Stored data
☆ ☆ ☆

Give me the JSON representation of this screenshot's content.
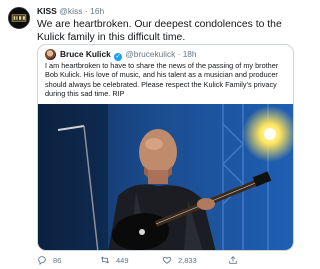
{
  "tweet": {
    "author_name": "KISS",
    "author_handle": "@kiss",
    "separator": "·",
    "timestamp": "16h",
    "text": "We are heartbroken. Our deepest condolences to the Kulick family in this difficult time."
  },
  "quoted": {
    "author_name": "Bruce Kulick",
    "verified_glyph": "✓",
    "author_handle": "@brucekulick",
    "separator": "·",
    "timestamp": "18h",
    "text": "I am heartbroken to have to share the news of the passing of my brother Bob Kulick. His love of music, and his talent as a musician and producer should always be celebrated. Please respect the Kulick Family's privacy during this sad time.  RIP"
  },
  "actions": {
    "reply_count": "86",
    "retweet_count": "449",
    "like_count": "2,833"
  },
  "icons": {
    "reply": "reply-icon",
    "retweet": "retweet-icon",
    "like": "heart-icon",
    "share": "share-icon",
    "verified": "verified-badge-icon"
  },
  "colors": {
    "text": "#14171a",
    "muted": "#657786",
    "border": "#ccd6dd",
    "verified": "#1da1f2",
    "stage_blue": "#1f5fb3",
    "stage_light": "#ffe55c"
  }
}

☆ ☆ ☆

### [STATED EXERCISE]
Write out each entry exactly as given, omitting any picture.

### [TASK RESULT]
Give me the JSON representation of this screenshot's content.
{
  "tweet": {
    "author_name": "KISS",
    "author_handle": "@kiss",
    "separator": "·",
    "timestamp": "16h",
    "text": "We are heartbroken. Our deepest condolences to the Kulick family in this difficult time."
  },
  "quoted": {
    "author_name": "Bruce Kulick",
    "verified_glyph": "✓",
    "author_handle": "@brucekulick",
    "separator": "·",
    "timestamp": "18h",
    "text": "I am heartbroken to have to share the news of the passing of my brother Bob Kulick. His love of music, and his talent as a musician and producer should always be celebrated. Please respect the Kulick Family's privacy during this sad time.  RIP"
  },
  "actions": {
    "reply_count": "86",
    "retweet_count": "449",
    "like_count": "2,833"
  },
  "icons": {
    "reply": "reply-icon",
    "retweet": "retweet-icon",
    "like": "heart-icon",
    "share": "share-icon",
    "verified": "verified-badge-icon"
  },
  "colors": {
    "text": "#14171a",
    "muted": "#657786",
    "border": "#ccd6dd",
    "verified": "#1da1f2",
    "stage_blue": "#1f5fb3",
    "stage_light": "#ffe55c"
  }
}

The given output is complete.